• WHAT IS EXPECTED:
Search the listing for the string "with" and copy every line that contains it.
----- MATERIAL SUPPLIED
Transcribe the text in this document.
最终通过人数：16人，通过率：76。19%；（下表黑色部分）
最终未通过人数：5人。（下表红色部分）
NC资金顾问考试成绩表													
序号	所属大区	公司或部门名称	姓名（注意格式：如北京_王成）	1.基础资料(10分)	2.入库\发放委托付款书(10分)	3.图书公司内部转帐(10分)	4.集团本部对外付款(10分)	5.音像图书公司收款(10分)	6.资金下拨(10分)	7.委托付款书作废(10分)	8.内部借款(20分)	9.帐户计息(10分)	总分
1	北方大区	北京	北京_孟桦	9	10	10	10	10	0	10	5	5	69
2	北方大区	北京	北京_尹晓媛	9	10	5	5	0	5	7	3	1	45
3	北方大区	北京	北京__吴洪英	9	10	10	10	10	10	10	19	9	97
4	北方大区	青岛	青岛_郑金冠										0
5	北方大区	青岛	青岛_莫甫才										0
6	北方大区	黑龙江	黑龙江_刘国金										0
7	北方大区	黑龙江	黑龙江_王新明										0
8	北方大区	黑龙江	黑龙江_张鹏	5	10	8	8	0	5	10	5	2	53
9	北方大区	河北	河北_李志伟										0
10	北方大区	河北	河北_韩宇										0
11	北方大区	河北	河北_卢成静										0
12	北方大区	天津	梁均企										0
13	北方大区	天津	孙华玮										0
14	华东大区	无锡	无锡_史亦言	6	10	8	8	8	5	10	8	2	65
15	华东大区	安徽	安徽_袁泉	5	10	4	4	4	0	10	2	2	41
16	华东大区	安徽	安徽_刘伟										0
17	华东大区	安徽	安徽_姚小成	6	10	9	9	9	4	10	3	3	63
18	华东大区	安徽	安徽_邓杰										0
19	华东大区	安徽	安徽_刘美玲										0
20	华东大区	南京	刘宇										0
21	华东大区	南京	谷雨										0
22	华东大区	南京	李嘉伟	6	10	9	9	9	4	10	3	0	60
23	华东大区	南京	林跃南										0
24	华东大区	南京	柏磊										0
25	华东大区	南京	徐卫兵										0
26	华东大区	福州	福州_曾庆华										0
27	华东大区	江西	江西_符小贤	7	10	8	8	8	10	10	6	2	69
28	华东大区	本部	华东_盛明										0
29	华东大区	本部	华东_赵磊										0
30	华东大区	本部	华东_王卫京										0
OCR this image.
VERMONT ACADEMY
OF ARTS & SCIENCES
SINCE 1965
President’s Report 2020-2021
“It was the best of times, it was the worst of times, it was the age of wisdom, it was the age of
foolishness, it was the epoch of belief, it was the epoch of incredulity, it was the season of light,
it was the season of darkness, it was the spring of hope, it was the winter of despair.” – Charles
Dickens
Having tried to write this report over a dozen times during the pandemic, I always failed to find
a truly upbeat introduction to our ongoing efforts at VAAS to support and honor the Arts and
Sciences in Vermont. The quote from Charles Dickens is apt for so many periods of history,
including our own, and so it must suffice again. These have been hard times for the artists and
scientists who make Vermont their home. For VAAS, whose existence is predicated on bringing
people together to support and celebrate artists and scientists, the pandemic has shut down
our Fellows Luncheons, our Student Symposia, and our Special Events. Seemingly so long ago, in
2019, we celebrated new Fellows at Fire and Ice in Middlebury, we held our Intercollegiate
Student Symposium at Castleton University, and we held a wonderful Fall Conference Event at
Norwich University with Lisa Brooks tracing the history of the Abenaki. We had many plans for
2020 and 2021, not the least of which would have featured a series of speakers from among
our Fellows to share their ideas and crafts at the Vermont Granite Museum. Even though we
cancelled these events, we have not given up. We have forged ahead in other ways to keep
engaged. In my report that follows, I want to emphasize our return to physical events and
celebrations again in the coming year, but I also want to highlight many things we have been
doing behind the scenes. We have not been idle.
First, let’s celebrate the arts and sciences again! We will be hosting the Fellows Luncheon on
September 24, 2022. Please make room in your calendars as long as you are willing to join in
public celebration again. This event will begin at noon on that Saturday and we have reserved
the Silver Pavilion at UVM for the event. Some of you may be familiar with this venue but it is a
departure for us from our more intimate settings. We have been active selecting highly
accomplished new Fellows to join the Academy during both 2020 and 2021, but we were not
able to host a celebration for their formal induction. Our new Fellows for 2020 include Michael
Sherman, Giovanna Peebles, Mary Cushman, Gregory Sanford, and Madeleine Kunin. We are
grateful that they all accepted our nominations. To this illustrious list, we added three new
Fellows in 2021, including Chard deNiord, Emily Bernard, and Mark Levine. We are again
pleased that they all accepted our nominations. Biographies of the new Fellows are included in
----------
• FULL ANSWER:
Norwich University with Lisa Brooks tracing the history of the Abenaki. We had many plans for
the Silver Pavilion at UVM for the event. Some of you may be familiar with this venue but it is a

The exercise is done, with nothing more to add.